Rows from a dataset:
--------------------

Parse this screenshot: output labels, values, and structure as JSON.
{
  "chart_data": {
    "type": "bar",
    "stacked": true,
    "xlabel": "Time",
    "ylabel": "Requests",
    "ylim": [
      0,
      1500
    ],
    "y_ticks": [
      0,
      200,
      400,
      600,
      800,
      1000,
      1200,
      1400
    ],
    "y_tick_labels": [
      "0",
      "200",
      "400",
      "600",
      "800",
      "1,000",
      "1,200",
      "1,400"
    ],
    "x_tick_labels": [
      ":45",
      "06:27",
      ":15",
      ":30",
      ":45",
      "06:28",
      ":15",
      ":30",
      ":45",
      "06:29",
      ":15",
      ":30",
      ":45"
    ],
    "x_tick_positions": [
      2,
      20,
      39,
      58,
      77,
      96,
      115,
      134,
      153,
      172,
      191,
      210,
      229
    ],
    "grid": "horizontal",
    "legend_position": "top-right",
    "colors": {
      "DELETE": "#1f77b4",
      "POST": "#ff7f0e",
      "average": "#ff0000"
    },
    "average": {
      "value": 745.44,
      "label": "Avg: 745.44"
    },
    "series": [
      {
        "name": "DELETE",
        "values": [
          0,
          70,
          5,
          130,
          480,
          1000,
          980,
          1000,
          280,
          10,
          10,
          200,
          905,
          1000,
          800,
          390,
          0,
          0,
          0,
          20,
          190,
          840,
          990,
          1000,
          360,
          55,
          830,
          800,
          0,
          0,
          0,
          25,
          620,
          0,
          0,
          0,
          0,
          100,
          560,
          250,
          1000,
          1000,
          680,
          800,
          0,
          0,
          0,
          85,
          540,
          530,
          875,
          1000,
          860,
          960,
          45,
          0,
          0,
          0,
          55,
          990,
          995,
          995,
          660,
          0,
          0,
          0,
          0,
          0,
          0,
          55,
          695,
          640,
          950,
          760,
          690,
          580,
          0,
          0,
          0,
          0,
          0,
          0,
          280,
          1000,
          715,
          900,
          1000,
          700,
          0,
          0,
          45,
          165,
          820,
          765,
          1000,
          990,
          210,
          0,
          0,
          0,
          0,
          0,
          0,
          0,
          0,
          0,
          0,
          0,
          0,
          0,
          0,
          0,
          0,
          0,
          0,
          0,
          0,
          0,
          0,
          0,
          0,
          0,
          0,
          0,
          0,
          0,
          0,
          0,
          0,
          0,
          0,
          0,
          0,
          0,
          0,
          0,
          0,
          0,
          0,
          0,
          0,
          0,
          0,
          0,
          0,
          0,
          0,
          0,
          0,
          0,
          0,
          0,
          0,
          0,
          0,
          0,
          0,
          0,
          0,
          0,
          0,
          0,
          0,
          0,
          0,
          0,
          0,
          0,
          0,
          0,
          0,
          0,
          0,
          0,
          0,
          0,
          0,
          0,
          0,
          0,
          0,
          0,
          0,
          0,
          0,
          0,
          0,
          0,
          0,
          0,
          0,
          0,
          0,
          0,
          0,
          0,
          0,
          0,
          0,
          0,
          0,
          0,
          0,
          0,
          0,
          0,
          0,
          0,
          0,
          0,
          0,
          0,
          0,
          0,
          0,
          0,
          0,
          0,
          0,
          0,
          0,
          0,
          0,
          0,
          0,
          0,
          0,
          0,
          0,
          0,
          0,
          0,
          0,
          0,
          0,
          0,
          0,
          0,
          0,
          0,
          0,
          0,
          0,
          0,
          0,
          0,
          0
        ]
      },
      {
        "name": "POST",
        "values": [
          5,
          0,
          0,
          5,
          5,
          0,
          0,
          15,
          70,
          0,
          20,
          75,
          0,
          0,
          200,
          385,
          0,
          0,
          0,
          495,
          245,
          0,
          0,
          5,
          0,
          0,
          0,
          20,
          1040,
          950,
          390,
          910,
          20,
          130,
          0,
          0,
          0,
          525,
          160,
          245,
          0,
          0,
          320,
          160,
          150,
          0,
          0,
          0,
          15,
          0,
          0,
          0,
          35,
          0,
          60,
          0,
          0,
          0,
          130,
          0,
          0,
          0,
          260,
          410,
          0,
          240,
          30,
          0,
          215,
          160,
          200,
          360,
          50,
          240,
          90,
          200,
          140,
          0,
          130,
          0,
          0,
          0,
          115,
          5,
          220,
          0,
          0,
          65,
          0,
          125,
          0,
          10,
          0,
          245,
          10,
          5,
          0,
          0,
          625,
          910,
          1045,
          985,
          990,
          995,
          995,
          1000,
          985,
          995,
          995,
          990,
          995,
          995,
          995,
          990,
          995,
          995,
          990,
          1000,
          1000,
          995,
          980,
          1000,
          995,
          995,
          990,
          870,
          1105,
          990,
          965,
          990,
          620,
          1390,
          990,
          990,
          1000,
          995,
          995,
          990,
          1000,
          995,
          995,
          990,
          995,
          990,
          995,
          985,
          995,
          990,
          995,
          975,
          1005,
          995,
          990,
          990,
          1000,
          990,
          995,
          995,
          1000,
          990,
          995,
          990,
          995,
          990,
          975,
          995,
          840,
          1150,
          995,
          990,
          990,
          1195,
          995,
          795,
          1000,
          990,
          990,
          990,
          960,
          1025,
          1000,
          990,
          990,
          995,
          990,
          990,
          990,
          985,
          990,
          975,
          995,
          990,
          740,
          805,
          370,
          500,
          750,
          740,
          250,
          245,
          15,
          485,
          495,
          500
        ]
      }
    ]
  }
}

--------------------

Task brief: Retype the whole listing above exactly.

Completed exercise:
Parse this screenshot: output labels, values, and structure as JSON.
{
  "chart_data": {
    "type": "bar",
    "stacked": true,
    "xlabel": "Time",
    "ylabel": "Requests",
    "ylim": [
      0,
      1500
    ],
    "y_ticks": [
      0,
      200,
      400,
      600,
      800,
      1000,
      1200,
      1400
    ],
    "y_tick_labels": [
      "0",
      "200",
      "400",
      "600",
      "800",
      "1,000",
      "1,200",
      "1,400"
    ],
    "x_tick_labels": [
      ":45",
      "06:27",
      ":15",
      ":30",
      ":45",
      "06:28",
      ":15",
      ":30",
      ":45",
      "06:29",
      ":15",
      ":30",
      ":45"
    ],
    "x_tick_positions": [
      2,
      20,
      39,
      58,
      77,
      96,
      115,
      134,
      153,
      172,
      191,
      210,
      229
    ],
    "grid": "horizontal",
    "legend_position": "top-right",
    "colors": {
      "DELETE": "#1f77b4",
      "POST": "#ff7f0e",
      "average": "#ff0000"
    },
    "average": {
      "value": 745.44,
      "label": "Avg: 745.44"
    },
    "series": [
      {
        "name": "DELETE",
        "values": [
          0,
          70,
          5,
          130,
          480,
          1000,
          980,
          1000,
          280,
          10,
          10,
          200,
          905,
          1000,
          800,
          390,
          0,
          0,
          0,
          20,
          190,
          840,
          990,
          1000,
          360,
          55,
          830,
          800,
          0,
          0,
          0,
          25,
          620,
          0,
          0,
          0,
          0,
          100,
          560,
          250,
          1000,
          1000,
          680,
          800,
          0,
          0,
          0,
          85,
          540,
          530,
          875,
          1000,
          860,
          960,
          45,
          0,
          0,
          0,
          55,
          990,
          995,
          995,
          660,
          0,
          0,
          0,
          0,
          0,
          0,
          55,
          695,
          640,
          950,
          760,
          690,
          580,
          0,
          0,
          0,
          0,
          0,
          0,
          280,
          1000,
          715,
          900,
          1000,
          700,
          0,
          0,
          45,
          165,
          820,
          765,
          1000,
          990,
          210,
          0,
          0,
          0,
          0,
          0,
          0,
          0,
          0,
          0,
          0,
          0,
          0,
          0,
          0,
          0,
          0,
          0,
          0,
          0,
          0,
          0,
          0,
          0,
          0,
          0,
          0,
          0,
          0,
          0,
          0,
          0,
          0,
          0,
          0,
          0,
          0,
          0,
          0,
          0,
          0,
          0,
          0,
          0,
          0,
          0,
          0,
          0,
          0,
          0,
          0,
          0,
          0,
          0,
          0,
          0,
          0,
          0,
          0,
          0,
          0,
          0,
          0,
          0,
          0,
          0,
          0,
          0,
          0,
          0,
          0,
          0,
          0,
          0,
          0,
          0,
          0,
          0,
          0,
          0,
          0,
          0,
          0,
          0,
          0,
          0,
          0,
          0,
          0,
          0,
          0,
          0,
          0,
          0,
          0,
          0,
          0,
          0,
          0,
          0,
          0,
          0,
          0,
          0,
          0,
          0,
          0,
          0,
          0,
          0,
          0,
          0,
          0,
          0,
          0,
          0,
          0,
          0,
          0,
          0,
          0,
          0,
          0,
          0,
          0,
          0,
          0,
          0,
          0,
          0,
          0,
          0,
          0,
          0,
          0,
          0,
          0,
          0,
          0,
          0,
          0,
          0,
          0,
          0,
          0,
          0,
          0,
          0,
          0,
          0,
          0
        ]
      },
      {
        "name": "POST",
        "values": [
          5,
          0,
          0,
          5,
          5,
          0,
          0,
          15,
          70,
          0,
          20,
          75,
          0,
          0,
          200,
          385,
          0,
          0,
          0,
          495,
          245,
          0,
          0,
          5,
          0,
          0,
          0,
          20,
          1040,
          950,
          390,
          910,
          20,
          130,
          0,
          0,
          0,
          525,
          160,
          245,
          0,
          0,
          320,
          160,
          150,
          0,
          0,
          0,
          15,
          0,
          0,
          0,
          35,
          0,
          60,
          0,
          0,
          0,
          130,
          0,
          0,
          0,
          260,
          410,
          0,
          240,
          30,
          0,
          215,
          160,
          200,
          360,
          50,
          240,
          90,
          200,
          140,
          0,
          130,
          0,
          0,
          0,
          115,
          5,
          220,
          0,
          0,
          65,
          0,
          125,
          0,
          10,
          0,
          245,
          10,
          5,
          0,
          0,
          625,
          910,
          1045,
          985,
          990,
          995,
          995,
          1000,
          985,
          995,
          995,
          990,
          995,
          995,
          995,
          990,
          995,
          995,
          990,
          1000,
          1000,
          995,
          980,
          1000,
          995,
          995,
          990,
          870,
          1105,
          990,
          965,
          990,
          620,
          1390,
          990,
          990,
          1000,
          995,
          995,
          990,
          1000,
          995,
          995,
          990,
          995,
          990,
          995,
          985,
          995,
          990,
          995,
          975,
          1005,
          995,
          990,
          990,
          1000,
          990,
          995,
          995,
          1000,
          990,
          995,
          990,
          995,
          990,
          975,
          995,
          840,
          1150,
          995,
          990,
          990,
          1195,
          995,
          795,
          1000,
          990,
          990,
          990,
          960,
          1025,
          1000,
          990,
          990,
          995,
          990,
          990,
          990,
          985,
          990,
          975,
          995,
          990,
          740,
          805,
          370,
          500,
          750,
          740,
          250,
          245,
          15,
          485,
          495,
          500
        ]
      }
    ]
  }
}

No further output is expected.